## START Items

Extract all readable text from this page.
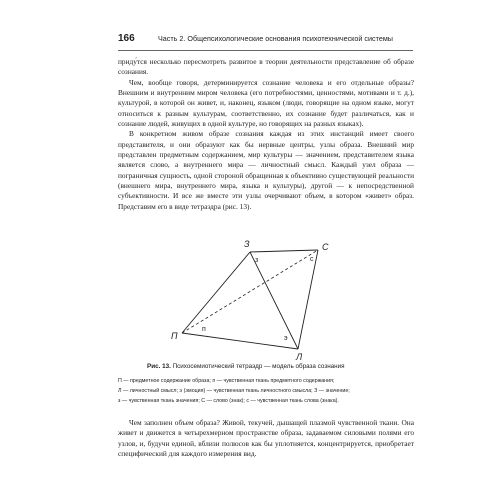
166	Часть 2. Общепсихологические основания психотехнической системы

приду́тся несколько пересмотреть развитое в теории деятельности представление об образе сознания.

Чем, вообще говоря, детерминируется сознание человека и его отдельные образы? Внешним и внутренним миром человека (его потребностями, ценностями, мотивами и т. д.), культурой, в которой он живет, и, наконец, языком (люди, говорящие на одном языке, могут относиться к разным культурам, соответственно, их сознание будет различаться, как и сознание людей, живущих в одной культуре, но говорящих на разных языках).

В конкретном живом образе сознания каждая из этих инстанций имеет своего представителя, и они образуют как бы нервные центры, узлы образа. Внешний мир представлен предметным содержанием, мир культуры — значением, представителем языка является слово, а внутреннего мира — личностный смысл. Каждый узел образа — пограничная сущность, одной стороной обращенная к объективно существующей реальности (внешнего мира, внутреннего мира, языка и культуры), другой — к непосредственной субъективности. И все же вместе эти узлы очерчивают объем, в котором «живет» образ. Представим его в виде тетраэдра (рис. 13).

З	С
П
Л
з	с
п
э
Рис. 13. Психосемиотический тетраэдр — модель образа сознания
П — предметное содержание образа; п — чувственная ткань предметного содержания;
Л — личностный смысл; э (эмоция) — чувственная ткань личностного смысла; З — значение;
з — чувственная ткань значения; С — слово (знак); с — чувственная ткань слова (знака).

Чем заполнен объем образа? Живой, текучей, дышащей плазмой чувственной ткани. Она живет и движется в четырехмерном пространстве образа, задаваемом силовыми полями его узлов, и, будучи единой, вблизи полюсов как бы уплотняется, концентрируется, приобретает специфический для каждого измерения вид.
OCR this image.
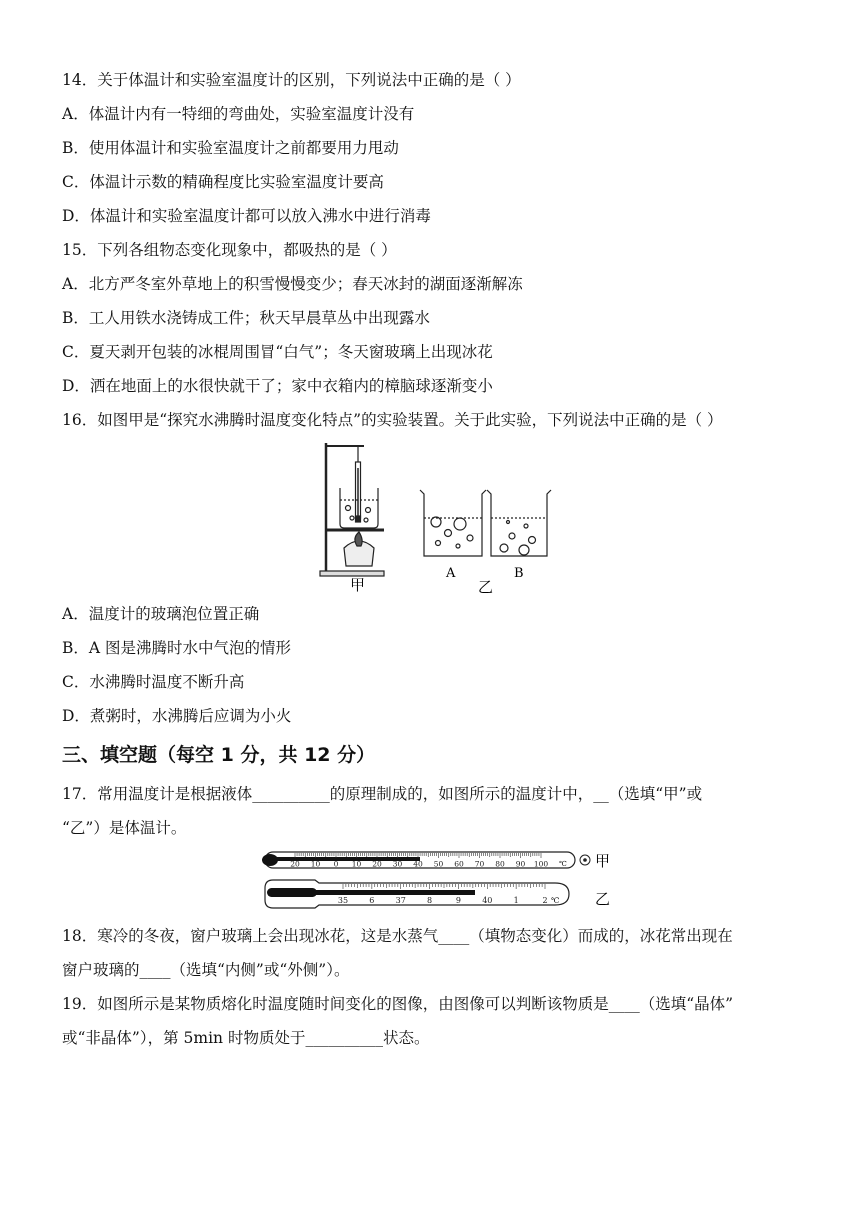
14．关于体温计和实验室温度计的区别，下列说法中正确的是（ ）
A．体温计内有一特细的弯曲处，实验室温度计没有
B．使用体温计和实验室温度计之前都要用力甩动
C．体温计示数的精确程度比实验室温度计要高
D．体温计和实验室温度计都可以放入沸水中进行消毒
15．下列各组物态变化现象中，都吸热的是（ ）
A．北方严冬室外草地上的积雪慢慢变少；春天冰封的湖面逐渐解冻
B．工人用铁水浇铸成工件；秋天早晨草丛中出现露水
C．夏天剥开包装的冰棍周围冒“白气”；冬天窗玻璃上出现冰花
D．洒在地面上的水很快就干了；家中衣箱内的樟脑球逐渐变小
16．如图甲是“探究水沸腾时温度变化特点”的实验装置。关于此实验，下列说法中正确的是（ ）
甲
A	B
乙
A．温度计的玻璃泡位置正确
B．A 图是沸腾时水中气泡的情形
C．水沸腾时温度不断升高
D．煮粥时，水沸腾后应调为小火
三、填空题（每空 1 分，共 12 分）
17．常用温度计是根据液体__________的原理制成的，如图所示的温度计中，__（选填“甲”或
“乙”）是体温计。
20 10 0 10 20 30 40 50 60 70 80 90 100 ℃ 甲
35	6	37	8	9	40	1	2 ℃ 乙
18．寒冷的冬夜，窗户玻璃上会出现冰花，这是水蒸气____（填物态变化）而成的，冰花常出现在
窗户玻璃的____（选填“内侧”或“外侧”）。
19．如图所示是某物质熔化时温度随时间变化的图像，由图像可以判断该物质是____（选填“晶体”
或“非晶体”），第 5min 时物质处于__________状态。
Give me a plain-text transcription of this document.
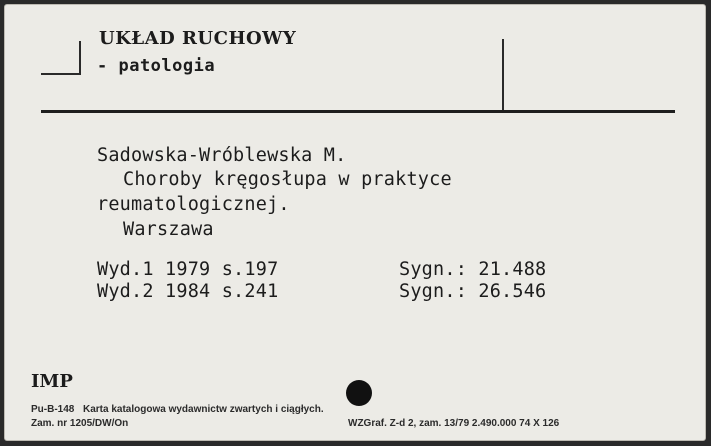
UKŁAD RUCHOWY
- patologia
Sadowska-Wróblewska M.
Choroby kręgosłupa w praktyce
reumatologicznej.
Warszawa
Wyd.1 1979 s.197	Sygn.: 21.488
Wyd.2 1984 s.241	Sygn.: 26.546
IMP
Pu-B-148 Karta katalogowa wydawnictw zwartych i ciągłych.
Zam. nr 1205/DW/On	WZGraf. Z-d 2, zam. 13/79 2.490.000 74 X 126
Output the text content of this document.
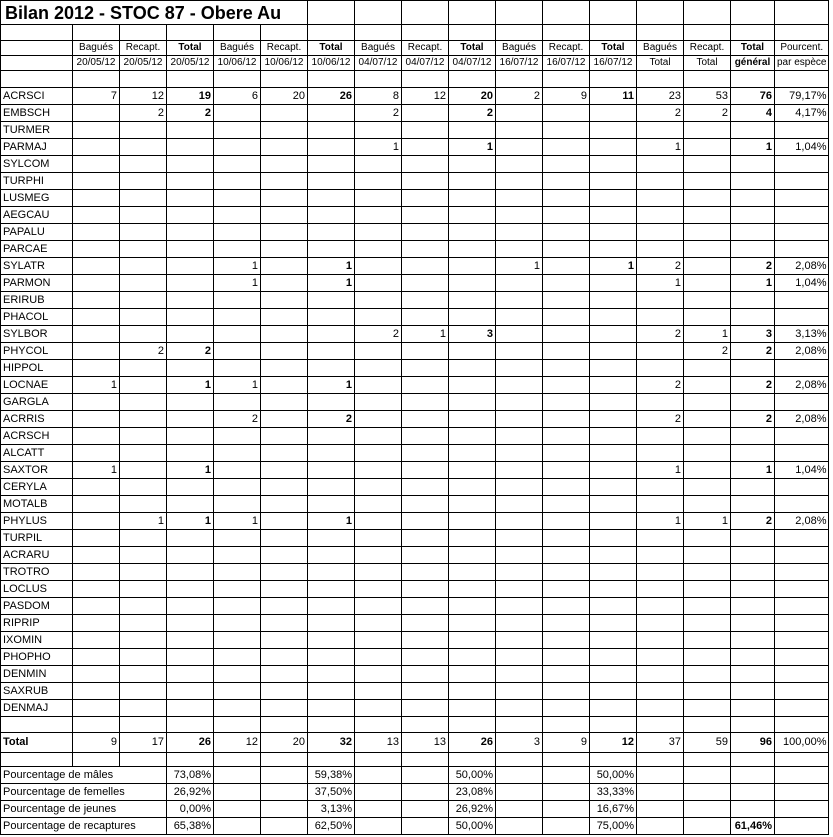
Bilan 2012 - STOC 87 - Obere Au																

	Bagués	Recapt.	Total	Bagués	Recapt.	Total	Bagués	Recapt.	Total	Bagués	Recapt.	Total	Bagués	Recapt.	Total	Pourcent.
	20/05/12	20/05/12	20/05/12	10/06/12	10/06/12	10/06/12	04/07/12	04/07/12	04/07/12	16/07/12	16/07/12	16/07/12	Total	Total	général	par espèce

ACRSCI	7	12	19	6	20	26	8	12	20	2	9	11	23	53	76	79,17%
EMBSCH		2	2				2		2				2	2	4	4,17%
TURMER																
PARMAJ							1		1				1		1	1,04%
SYLCOM																
TURPHI																
LUSMEG																
AEGCAU																
PAPALU																
PARCAE																
SYLATR				1		1				1		1	2		2	2,08%
PARMON				1		1							1		1	1,04%
ERIRUB																
PHACOL																
SYLBOR							2	1	3				2	1	3	3,13%
PHYCOL		2	2											2	2	2,08%
HIPPOL																
LOCNAE	1		1	1		1							2		2	2,08%
GARGLA																
ACRRIS				2		2							2		2	2,08%
ACRSCH																
ALCATT																
SAXTOR	1		1										1		1	1,04%
CERYLA																
MOTALB																
PHYLUS		1	1	1		1							1	1	2	2,08%
TURPIL																
ACRARU																
TROTRO																
LOCLUS																
PASDOM																
RIPRIP																
IXOMIN																
PHOPHO																
DENMIN																
SAXRUB																
DENMAJ																

Total	9	17	26	12	20	32	13	13	26	3	9	12	37	59	96	100,00%

Pourcentage de mâles			73,08%			59,38%			50,00%			50,00%				
Pourcentage de femelles			26,92%			37,50%			23,08%			33,33%				
Pourcentage de jeunes			0,00%			3,13%			26,92%			16,67%				
Pourcentage de recaptures			65,38%			62,50%			50,00%			75,00%			61,46%	
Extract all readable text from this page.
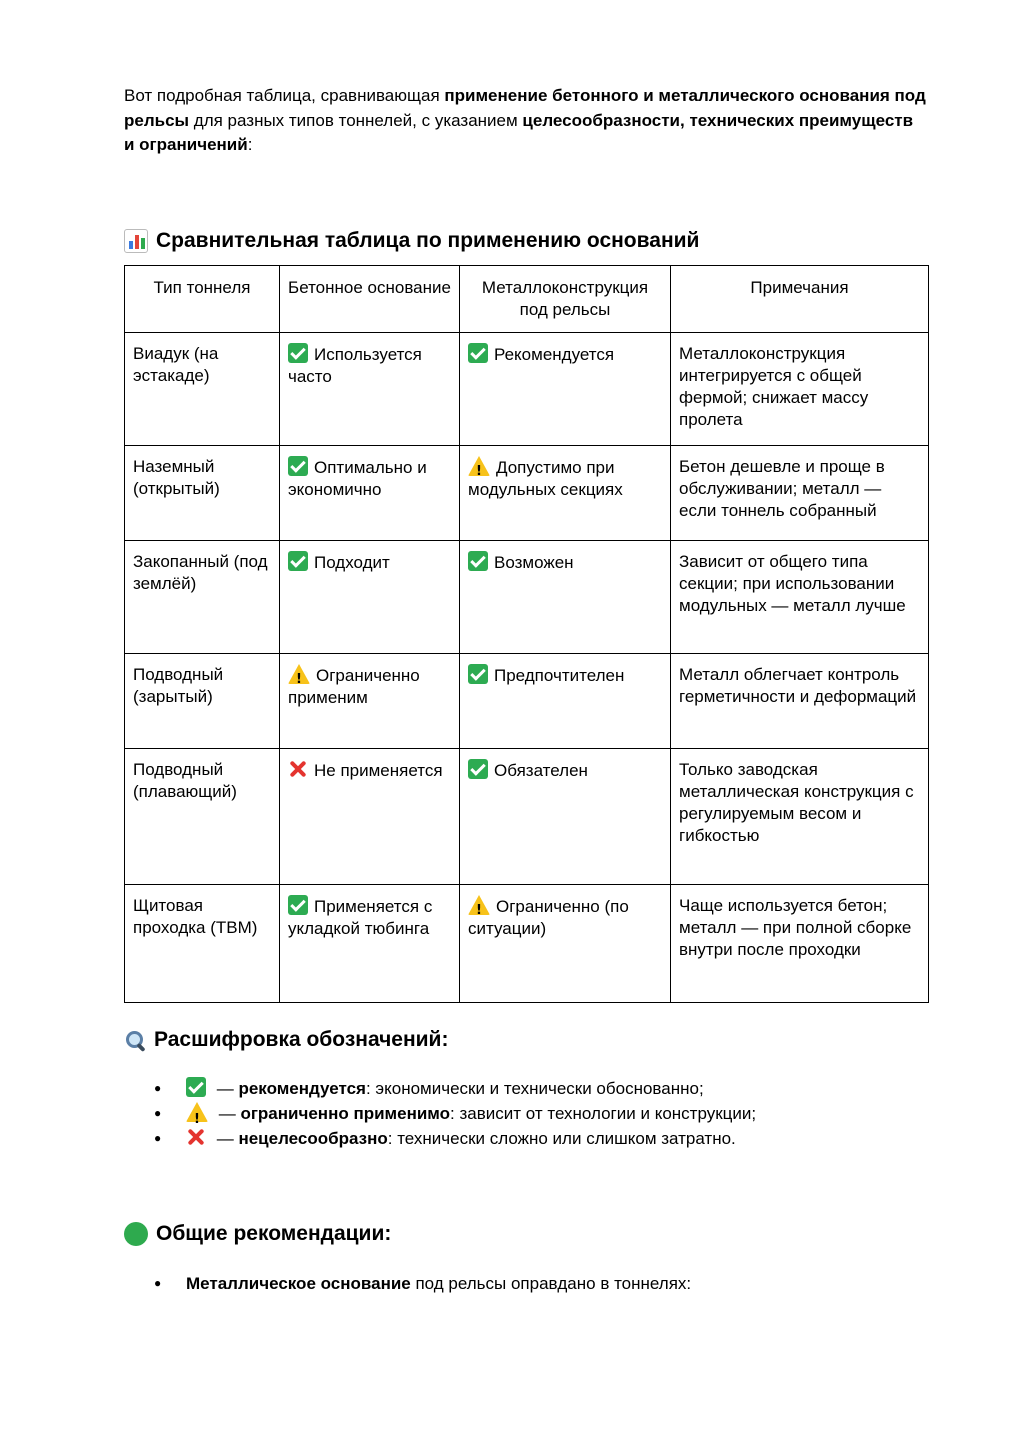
Вот подробная таблица, сравнивающая применение бетонного и металлического основания под рельсы для разных типов тоннелей, с указанием целесообразности, технических преимуществ и ограничений:

Сравнительная таблица по применению оснований
Тип тоннеля	Бетонное основание	Металлоконструкция под рельсы	Примечания
Виадук (на эстакаде)	Используется часто	Рекомендуется	Металлоконструкция интегрируется с общей фермой; снижает массу пролета
Наземный (открытый)	Оптимально и экономично	!Допустимо при модульных секциях	Бетон дешевле и проще в обслуживании; металл — если тоннель собранный
Закопанный (под землёй)	Подходит	Возможен	Зависит от общего типа секции; при использовании модульных — металл лучше
Подводный (зарытый)	!Ограниченно применим	Предпочтителен	Металл облегчает контроль герметичности и деформаций
Подводный (плавающий)	Не применяется	Обязателен	Только заводская металлическая конструкция с регулируемым весом и гибкостью
Щитовая проходка (TBM)	Применяется с укладкой тюбинга	!Ограниченно (по ситуации)	Чаще используется бетон; металл — при полной сборке внутри после проходки
Расшифровка обозначений:
● — рекомендуется: экономически и технически обоснованно;
!● — ограниченно применимо: зависит от технологии и конструкции;
● — нецелесообразно: технически сложно или слишком затратно.
Общие рекомендации:
● Металлическое основание под рельсы оправдано в тоннелях:
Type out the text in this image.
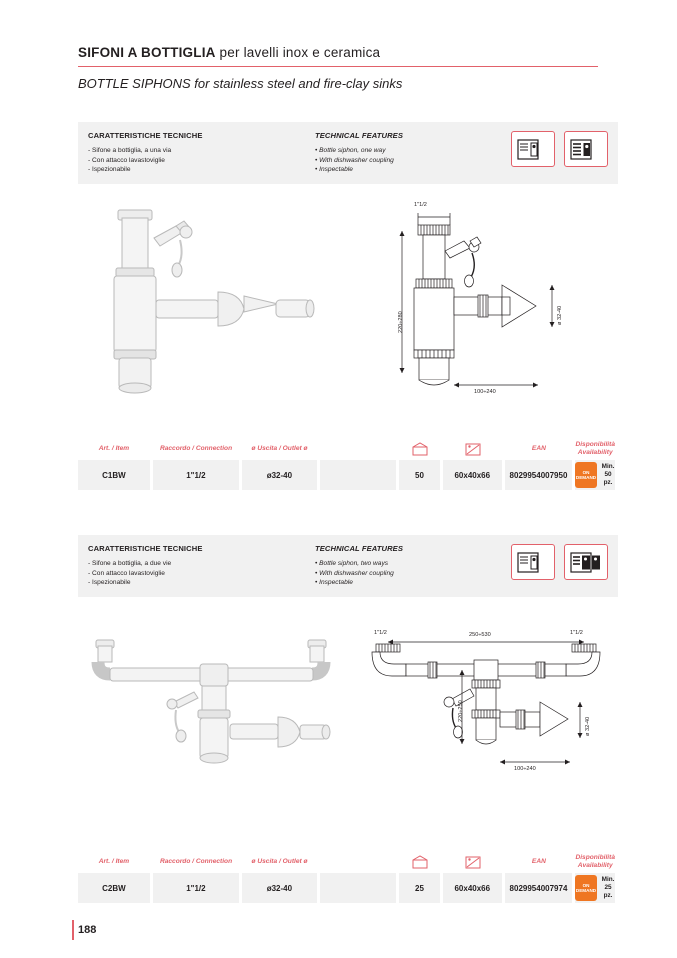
SIFONI A BOTTIGLIA per lavelli inox e ceramica
BOTTLE SIPHONS for stainless steel and fire-clay sinks
CARATTERISTICHE TECNICHE
- Sifone a bottiglia, a una via
- Con attacco lavastoviglie
- Ispezionabile
TECHNICAL FEATURES
• Bottle siphon, one way
• With dishwasher coupling
• Inspectable
1"1/2
220÷280	ø 32-40
100÷240
Art. / Item	Raccordo / Connection	ø Uscita / Outlet ø	EAN
Disponibilità
Availability
C1BW	1"1/2	ø32-40	50	60x40x66	8029954007950	ON
DEMAND
Min.
50 pz.
CARATTERISTICHE TECNICHE
- Sifone a bottiglia, a due vie
- Con attacco lavastoviglie
- Ispezionabile
TECHNICAL FEATURES
• Bottle siphon, two ways
• With dishwasher coupling
• Inspectable
1"1/2	1"1/2
250÷530
220÷250
ø 32-40
100÷240
Art. / Item	Raccordo / Connection	ø Uscita / Outlet ø	EAN
Disponibilità
Availability
C2BW	1"1/2	ø32-40	25	60x40x66	8029954007974	ON
DEMAND
Min.
25 pz.
188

## END Items

* Direction: Give only the number of lines in the data that hold the word "image".

* Expected answer: 2